→ **Your instructions**
Repeat every entry word for word, skipping the pictures.
# START OF Task data
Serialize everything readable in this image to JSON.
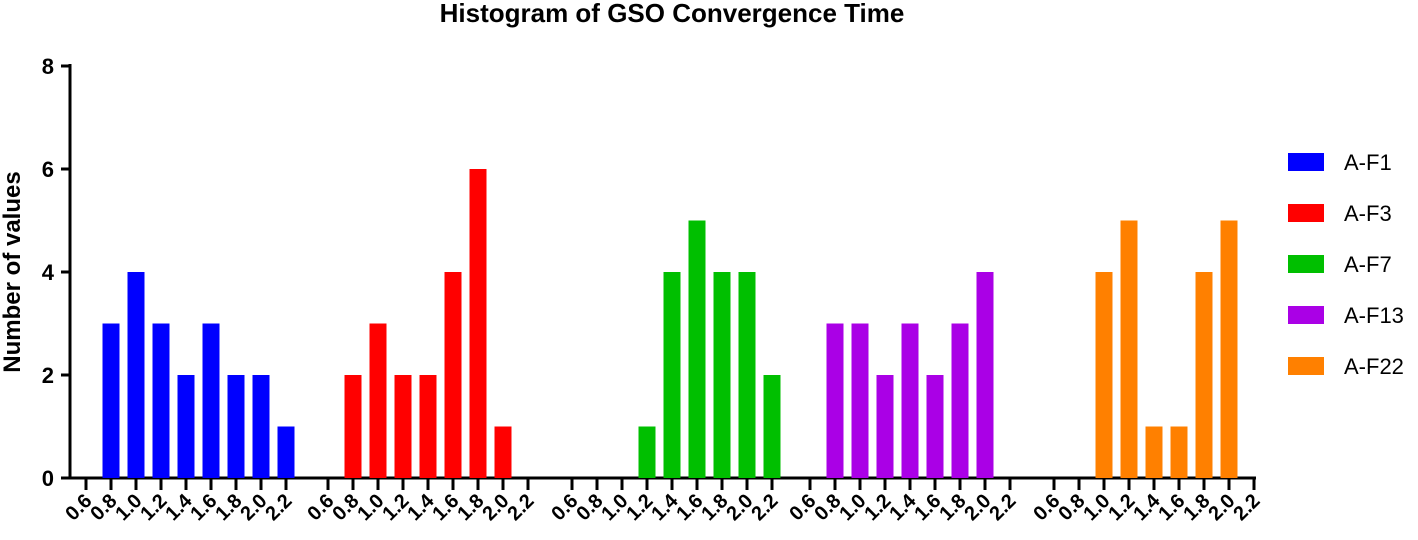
{
  "chart_data": {
    "type": "bar",
    "title": "Histogram of GSO Convergence Time",
    "xlabel": "",
    "ylabel": "Number of values",
    "ylim": [
      0,
      8
    ],
    "yticks": [
      "0",
      "2",
      "4",
      "6",
      "8"
    ],
    "legend_position": "right",
    "grid": false,
    "x_tick_labels": [
      "0.6",
      "0.8",
      "1.0",
      "1.2",
      "1.4",
      "1.6",
      "1.8",
      "2.0",
      "2.2"
    ],
    "bin_centers": [
      "0.8",
      "1.0",
      "1.2",
      "1.4",
      "1.6",
      "1.8",
      "2.0",
      "2.2"
    ],
    "series": [
      {
        "name": "A-F1",
        "color": "#0000ff",
        "values": [
          3,
          4,
          3,
          2,
          3,
          2,
          2,
          1
        ]
      },
      {
        "name": "A-F3",
        "color": "#ff0000",
        "values": [
          2,
          3,
          2,
          2,
          4,
          6,
          1,
          0
        ]
      },
      {
        "name": "A-F7",
        "color": "#00bf00",
        "values": [
          0,
          0,
          1,
          4,
          5,
          4,
          4,
          2
        ]
      },
      {
        "name": "A-F13",
        "color": "#aa00e6",
        "values": [
          3,
          3,
          2,
          3,
          2,
          3,
          4,
          0
        ]
      },
      {
        "name": "A-F22",
        "color": "#ff8000",
        "values": [
          0,
          4,
          5,
          1,
          1,
          4,
          5,
          0
        ]
      }
    ]
  }
}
# END OF Task data
→ **Response**
Serialize everything readable in this image to JSON.
{
  "chart_data": {
    "type": "bar",
    "title": "Histogram of GSO Convergence Time",
    "xlabel": "",
    "ylabel": "Number of values",
    "ylim": [
      0,
      8
    ],
    "yticks": [
      "0",
      "2",
      "4",
      "6",
      "8"
    ],
    "legend_position": "right",
    "grid": false,
    "x_tick_labels": [
      "0.6",
      "0.8",
      "1.0",
      "1.2",
      "1.4",
      "1.6",
      "1.8",
      "2.0",
      "2.2"
    ],
    "bin_centers": [
      "0.8",
      "1.0",
      "1.2",
      "1.4",
      "1.6",
      "1.8",
      "2.0",
      "2.2"
    ],
    "series": [
      {
        "name": "A-F1",
        "color": "#0000ff",
        "values": [
          3,
          4,
          3,
          2,
          3,
          2,
          2,
          1
        ]
      },
      {
        "name": "A-F3",
        "color": "#ff0000",
        "values": [
          2,
          3,
          2,
          2,
          4,
          6,
          1,
          0
        ]
      },
      {
        "name": "A-F7",
        "color": "#00bf00",
        "values": [
          0,
          0,
          1,
          4,
          5,
          4,
          4,
          2
        ]
      },
      {
        "name": "A-F13",
        "color": "#aa00e6",
        "values": [
          3,
          3,
          2,
          3,
          2,
          3,
          4,
          0
        ]
      },
      {
        "name": "A-F22",
        "color": "#ff8000",
        "values": [
          0,
          4,
          5,
          1,
          1,
          4,
          5,
          0
        ]
      }
    ]
  }
}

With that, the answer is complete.